▶ _Written task_: Could you write out every record below exactly, leaving out any pictures?

▶ _Data excerpts_:

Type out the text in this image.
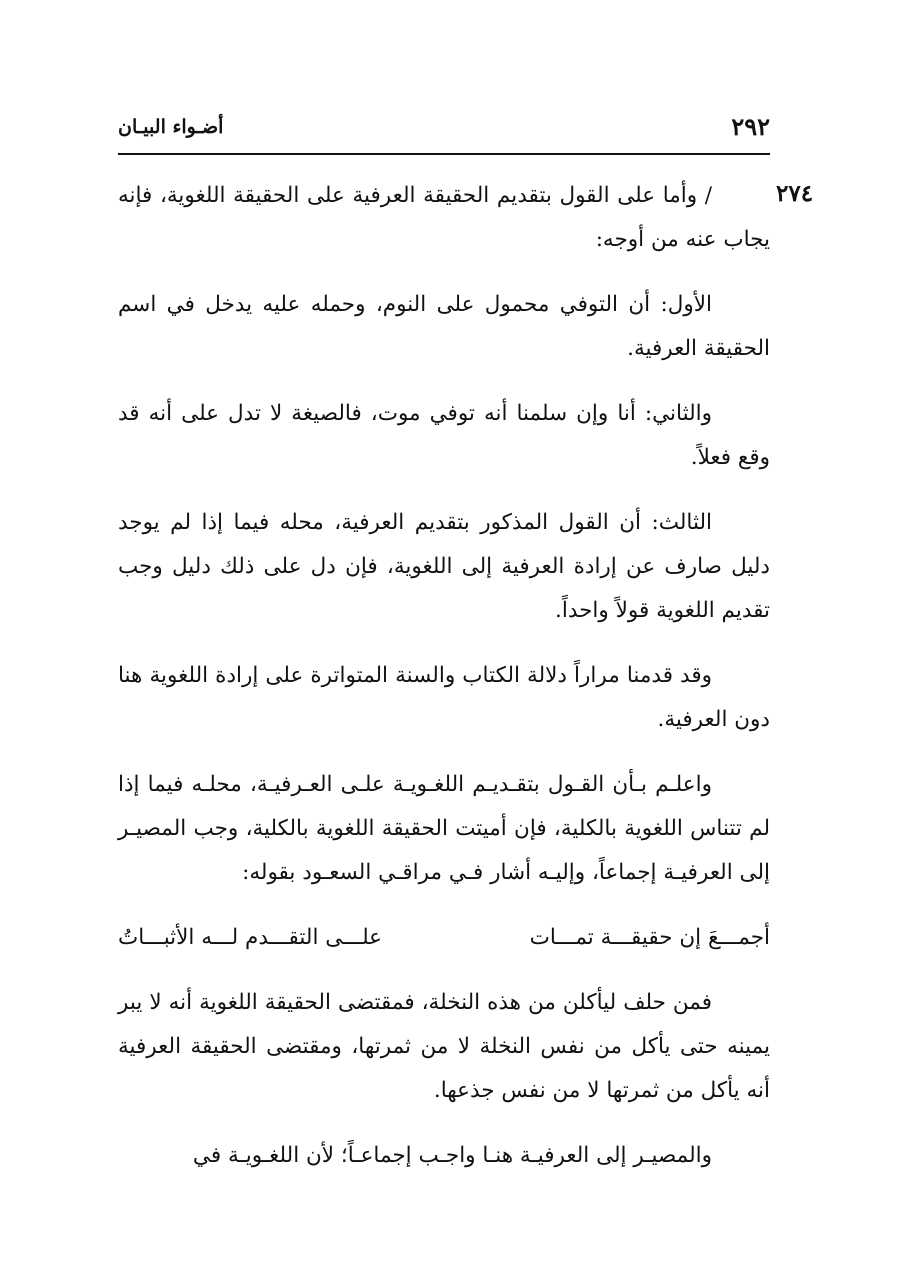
٢٩٢
أضـواء البيـان
٢٧٤

/ وأما على القول بتقديم الحقيقة العرفية على الحقيقة اللغوية، فإنه يجاب عنه من أوجه:

الأول: أن التوفي محمول على النوم، وحمله عليه يدخل في اسم الحقيقة العرفية.

والثاني: أنا وإن سلمنا أنه توفي موت، فالصيغة لا تدل على أنه قد وقع فعلاً.

الثالث: أن القول المذكور بتقديم العرفية، محله فيما إذا لم يوجد دليل صارف عن إرادة العرفية إلى اللغوية، فإن دل على ذلك دليل وجب تقديم اللغوية قولاً واحداً.

وقد قدمنا مراراً دلالة الكتاب والسنة المتواترة على إرادة اللغوية هنا دون العرفية.

واعلـم بـأن القـول بتقـديـم اللغـويـة علـى العـرفيـة، محلـه فيما إذا لم تتناس اللغوية بالكلية، فإن أميتت الحقيقة اللغوية بالكلية، وجب المصيـر إلى العرفيـة إجماعاً، وإليـه أشار فـي مراقـي السعـود بقوله:

أجمـــعَ إن حقيقـــة تمـــات
علـــى التقـــدم لـــه الأثبـــاتُ

فمن حلف ليأكلن من هذه النخلة، فمقتضى الحقيقة اللغوية أنه لا يبر يمينه حتى يأكل من نفس النخلة لا من ثمرتها، ومقتضى الحقيقة العرفية أنه يأكل من ثمرتها لا من نفس جذعها.

والمصيـر إلى العرفيـة هنـا واجـب إجماعـاً؛ لأن اللغـويـة في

▶ _The result_:
Type out the text in this image.
٢٩٢
أضـواء البيـان
٢٧٤

/ وأما على القول بتقديم الحقيقة العرفية على الحقيقة اللغوية، فإنه يجاب عنه من أوجه:

الأول: أن التوفي محمول على النوم، وحمله عليه يدخل في اسم الحقيقة العرفية.

والثاني: أنا وإن سلمنا أنه توفي موت، فالصيغة لا تدل على أنه قد وقع فعلاً.

الثالث: أن القول المذكور بتقديم العرفية، محله فيما إذا لم يوجد دليل صارف عن إرادة العرفية إلى اللغوية، فإن دل على ذلك دليل وجب تقديم اللغوية قولاً واحداً.

وقد قدمنا مراراً دلالة الكتاب والسنة المتواترة على إرادة اللغوية هنا دون العرفية.

واعلـم بـأن القـول بتقـديـم اللغـويـة علـى العـرفيـة، محلـه فيما إذا لم تتناس اللغوية بالكلية، فإن أميتت الحقيقة اللغوية بالكلية، وجب المصيـر إلى العرفيـة إجماعاً، وإليـه أشار فـي مراقـي السعـود بقوله:

أجمـــعَ إن حقيقـــة تمـــات
علـــى التقـــدم لـــه الأثبـــاتُ

فمن حلف ليأكلن من هذه النخلة، فمقتضى الحقيقة اللغوية أنه لا يبر يمينه حتى يأكل من نفس النخلة لا من ثمرتها، ومقتضى الحقيقة العرفية أنه يأكل من ثمرتها لا من نفس جذعها.

والمصيـر إلى العرفيـة هنـا واجـب إجماعـاً؛ لأن اللغـويـة في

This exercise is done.